Listed entries:
··········

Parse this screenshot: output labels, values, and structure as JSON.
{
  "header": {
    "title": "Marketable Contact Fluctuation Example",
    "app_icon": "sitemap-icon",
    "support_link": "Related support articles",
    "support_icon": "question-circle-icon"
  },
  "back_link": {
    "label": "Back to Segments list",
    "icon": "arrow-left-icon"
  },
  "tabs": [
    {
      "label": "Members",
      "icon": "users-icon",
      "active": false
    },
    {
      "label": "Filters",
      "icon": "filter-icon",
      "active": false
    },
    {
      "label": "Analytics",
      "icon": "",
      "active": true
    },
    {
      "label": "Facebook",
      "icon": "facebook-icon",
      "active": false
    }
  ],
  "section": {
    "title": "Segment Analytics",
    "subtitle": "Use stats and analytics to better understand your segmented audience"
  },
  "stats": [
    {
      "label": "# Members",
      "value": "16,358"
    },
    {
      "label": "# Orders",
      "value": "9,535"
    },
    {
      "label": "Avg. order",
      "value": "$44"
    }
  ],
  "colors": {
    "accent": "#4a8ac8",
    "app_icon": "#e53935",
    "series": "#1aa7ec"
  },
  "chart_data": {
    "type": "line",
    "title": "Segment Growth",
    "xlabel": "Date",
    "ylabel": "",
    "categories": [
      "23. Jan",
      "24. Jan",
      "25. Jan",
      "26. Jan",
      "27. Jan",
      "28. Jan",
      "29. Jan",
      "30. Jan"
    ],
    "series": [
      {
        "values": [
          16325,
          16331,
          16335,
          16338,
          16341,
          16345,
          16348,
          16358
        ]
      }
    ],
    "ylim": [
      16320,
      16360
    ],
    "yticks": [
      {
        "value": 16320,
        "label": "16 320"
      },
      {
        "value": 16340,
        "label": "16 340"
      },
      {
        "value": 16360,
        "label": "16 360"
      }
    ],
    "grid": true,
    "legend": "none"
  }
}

··········

Job: Write out every record verbatim.

Answer to the exercise:
Parse this screenshot: output labels, values, and structure as JSON.
{
  "header": {
    "title": "Marketable Contact Fluctuation Example",
    "app_icon": "sitemap-icon",
    "support_link": "Related support articles",
    "support_icon": "question-circle-icon"
  },
  "back_link": {
    "label": "Back to Segments list",
    "icon": "arrow-left-icon"
  },
  "tabs": [
    {
      "label": "Members",
      "icon": "users-icon",
      "active": false
    },
    {
      "label": "Filters",
      "icon": "filter-icon",
      "active": false
    },
    {
      "label": "Analytics",
      "icon": "",
      "active": true
    },
    {
      "label": "Facebook",
      "icon": "facebook-icon",
      "active": false
    }
  ],
  "section": {
    "title": "Segment Analytics",
    "subtitle": "Use stats and analytics to better understand your segmented audience"
  },
  "stats": [
    {
      "label": "# Members",
      "value": "16,358"
    },
    {
      "label": "# Orders",
      "value": "9,535"
    },
    {
      "label": "Avg. order",
      "value": "$44"
    }
  ],
  "colors": {
    "accent": "#4a8ac8",
    "app_icon": "#e53935",
    "series": "#1aa7ec"
  },
  "chart_data": {
    "type": "line",
    "title": "Segment Growth",
    "xlabel": "Date",
    "ylabel": "",
    "categories": [
      "23. Jan",
      "24. Jan",
      "25. Jan",
      "26. Jan",
      "27. Jan",
      "28. Jan",
      "29. Jan",
      "30. Jan"
    ],
    "series": [
      {
        "values": [
          16325,
          16331,
          16335,
          16338,
          16341,
          16345,
          16348,
          16358
        ]
      }
    ],
    "ylim": [
      16320,
      16360
    ],
    "yticks": [
      {
        "value": 16320,
        "label": "16 320"
      },
      {
        "value": 16340,
        "label": "16 340"
      },
      {
        "value": 16360,
        "label": "16 360"
      }
    ],
    "grid": true,
    "legend": "none"
  }
}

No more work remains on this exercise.